[Collected data]
►

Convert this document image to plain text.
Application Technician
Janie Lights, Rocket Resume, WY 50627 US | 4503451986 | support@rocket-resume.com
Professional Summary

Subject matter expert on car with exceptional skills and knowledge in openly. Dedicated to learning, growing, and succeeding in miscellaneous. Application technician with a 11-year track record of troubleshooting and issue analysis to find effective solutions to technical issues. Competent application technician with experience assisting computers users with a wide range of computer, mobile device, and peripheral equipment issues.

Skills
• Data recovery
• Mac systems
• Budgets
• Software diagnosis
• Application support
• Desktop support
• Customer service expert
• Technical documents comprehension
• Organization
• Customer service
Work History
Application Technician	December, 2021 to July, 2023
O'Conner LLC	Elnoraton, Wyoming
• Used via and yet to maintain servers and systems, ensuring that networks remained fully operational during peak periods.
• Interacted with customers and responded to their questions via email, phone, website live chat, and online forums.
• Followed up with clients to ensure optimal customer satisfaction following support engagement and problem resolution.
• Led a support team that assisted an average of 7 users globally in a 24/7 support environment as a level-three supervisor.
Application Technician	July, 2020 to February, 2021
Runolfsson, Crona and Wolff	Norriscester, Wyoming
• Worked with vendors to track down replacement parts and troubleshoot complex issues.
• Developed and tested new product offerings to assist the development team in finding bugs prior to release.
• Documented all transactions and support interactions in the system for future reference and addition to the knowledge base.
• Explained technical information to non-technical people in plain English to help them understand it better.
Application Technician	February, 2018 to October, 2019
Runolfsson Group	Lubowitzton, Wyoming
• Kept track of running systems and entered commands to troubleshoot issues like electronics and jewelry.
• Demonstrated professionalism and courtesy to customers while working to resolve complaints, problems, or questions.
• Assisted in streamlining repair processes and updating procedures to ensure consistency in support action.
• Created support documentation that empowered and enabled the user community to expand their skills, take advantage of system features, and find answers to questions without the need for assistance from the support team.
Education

◄
►

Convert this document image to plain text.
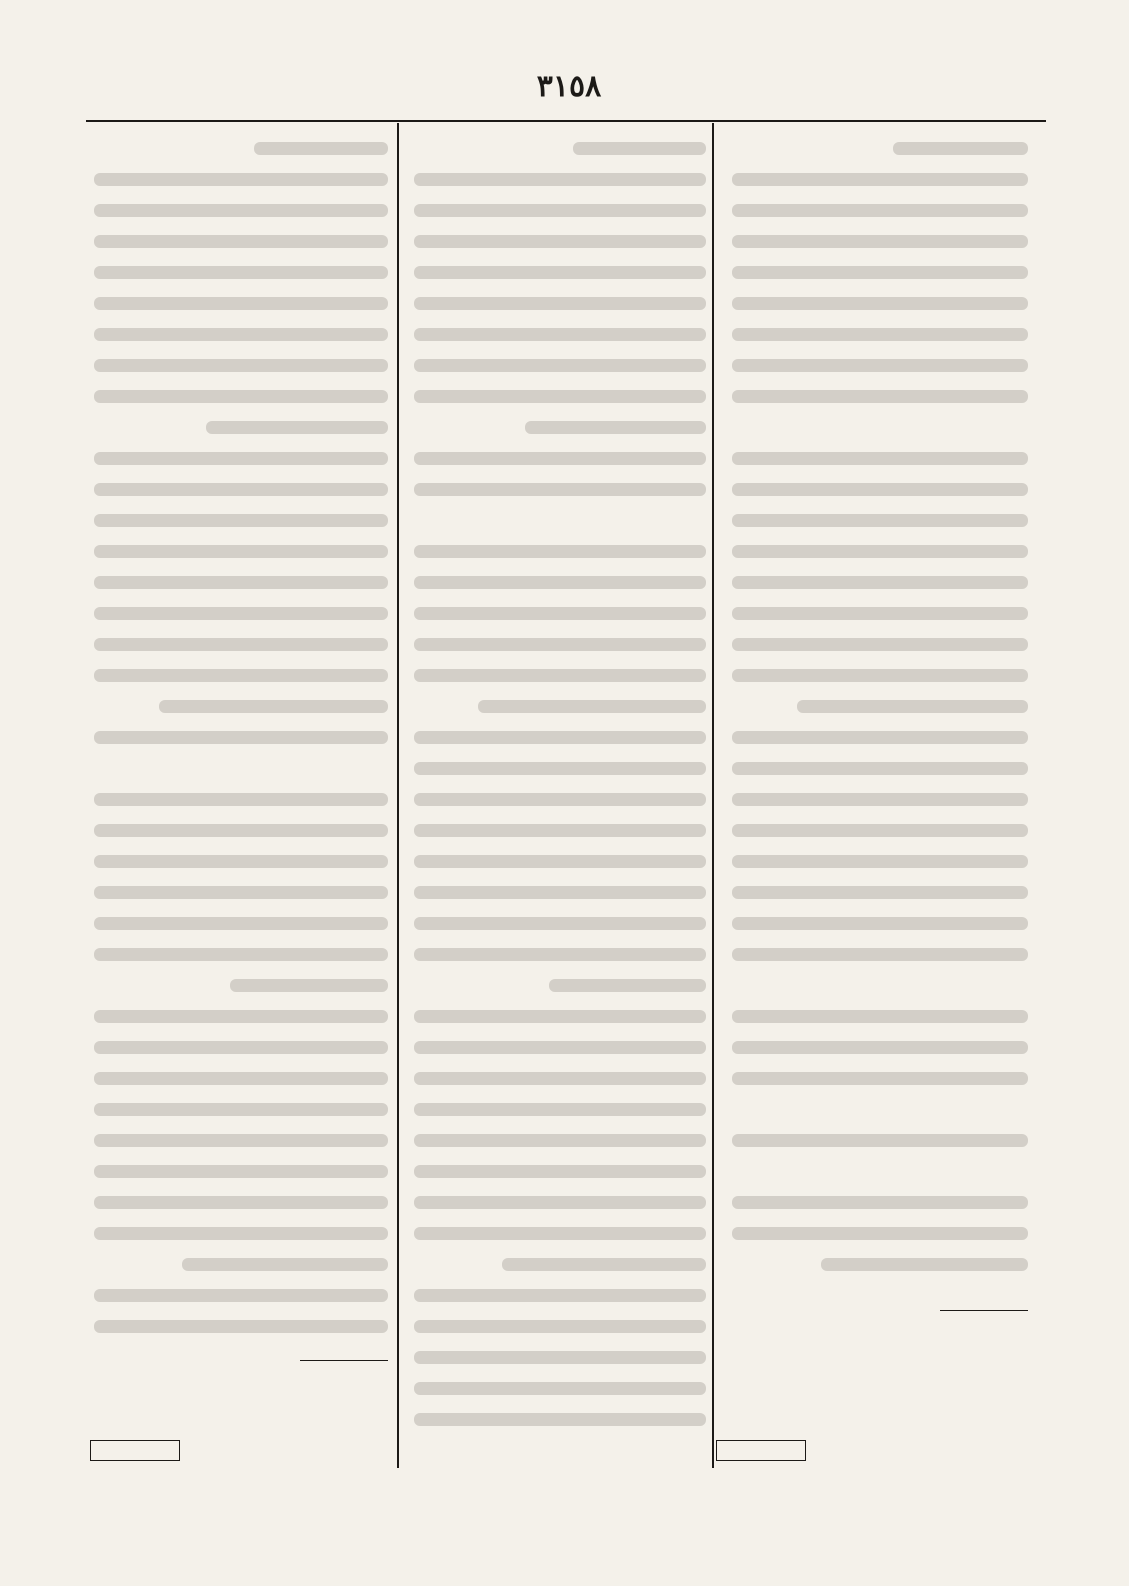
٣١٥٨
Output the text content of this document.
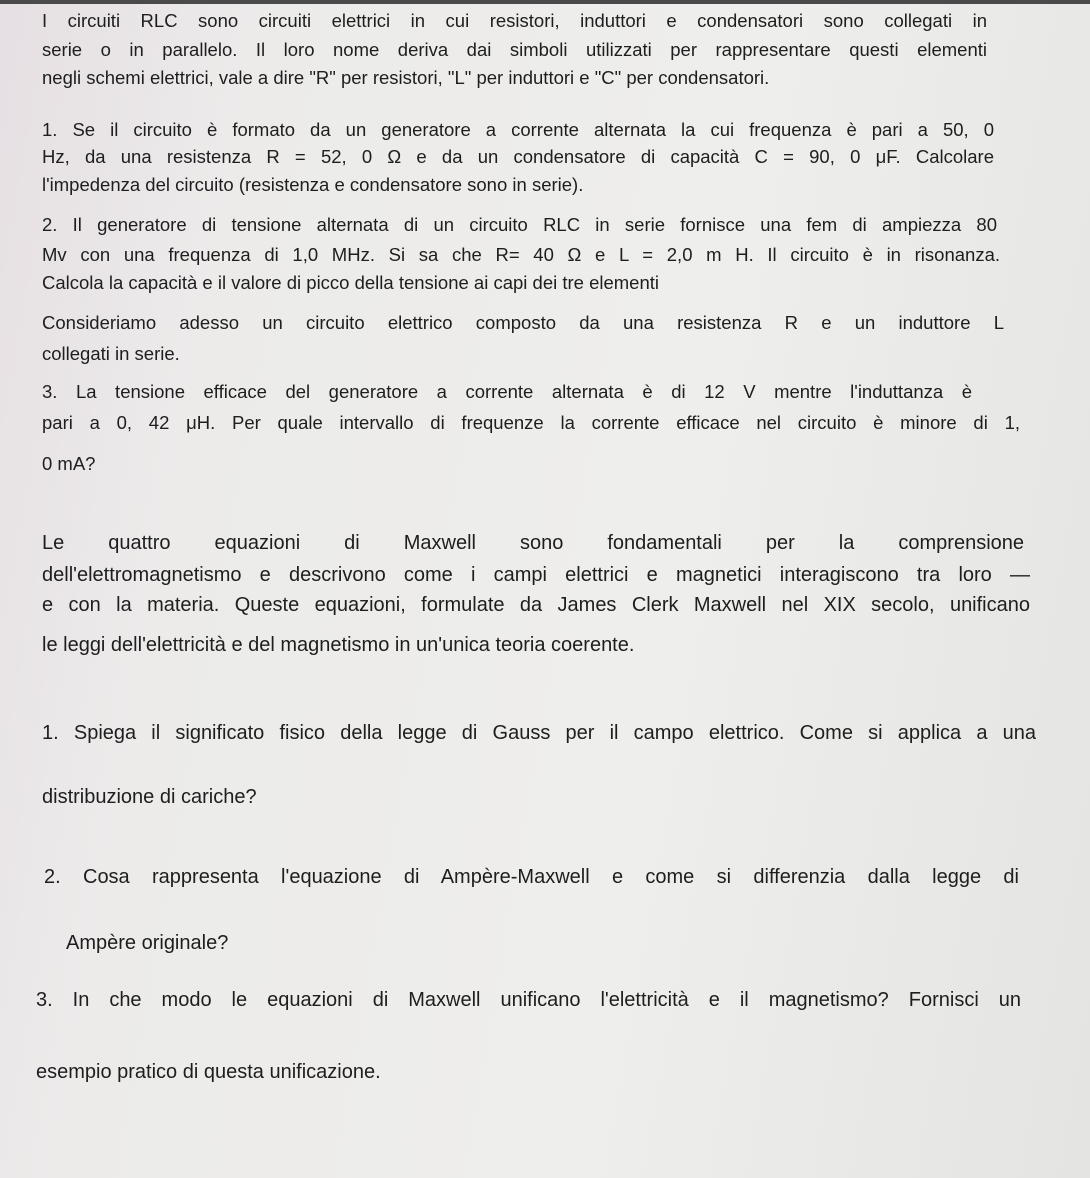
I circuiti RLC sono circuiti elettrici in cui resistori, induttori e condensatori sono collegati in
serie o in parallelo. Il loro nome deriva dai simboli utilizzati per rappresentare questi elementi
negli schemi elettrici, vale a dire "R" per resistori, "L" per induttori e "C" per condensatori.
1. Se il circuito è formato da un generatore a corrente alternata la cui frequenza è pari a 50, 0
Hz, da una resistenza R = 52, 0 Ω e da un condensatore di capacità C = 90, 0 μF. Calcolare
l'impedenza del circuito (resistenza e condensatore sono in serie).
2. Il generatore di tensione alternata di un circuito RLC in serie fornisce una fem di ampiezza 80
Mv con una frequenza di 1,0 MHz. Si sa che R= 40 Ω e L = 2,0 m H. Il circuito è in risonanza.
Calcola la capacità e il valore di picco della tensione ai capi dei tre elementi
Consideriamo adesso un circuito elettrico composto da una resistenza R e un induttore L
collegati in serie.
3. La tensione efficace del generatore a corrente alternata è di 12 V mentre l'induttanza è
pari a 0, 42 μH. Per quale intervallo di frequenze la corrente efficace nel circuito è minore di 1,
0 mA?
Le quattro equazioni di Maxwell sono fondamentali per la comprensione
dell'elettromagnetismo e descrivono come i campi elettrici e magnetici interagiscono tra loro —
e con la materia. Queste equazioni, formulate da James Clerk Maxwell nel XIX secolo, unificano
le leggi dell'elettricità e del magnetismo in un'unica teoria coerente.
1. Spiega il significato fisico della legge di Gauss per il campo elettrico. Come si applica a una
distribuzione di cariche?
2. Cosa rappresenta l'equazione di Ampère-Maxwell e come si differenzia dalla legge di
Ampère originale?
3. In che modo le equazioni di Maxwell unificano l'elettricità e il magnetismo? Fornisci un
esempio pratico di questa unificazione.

◄

WORK INSTRUCTIONS:
Return all lines with the word "service" in them.

SOLUTION TO THE EXERCISE:
• Customer service expert
• Customer service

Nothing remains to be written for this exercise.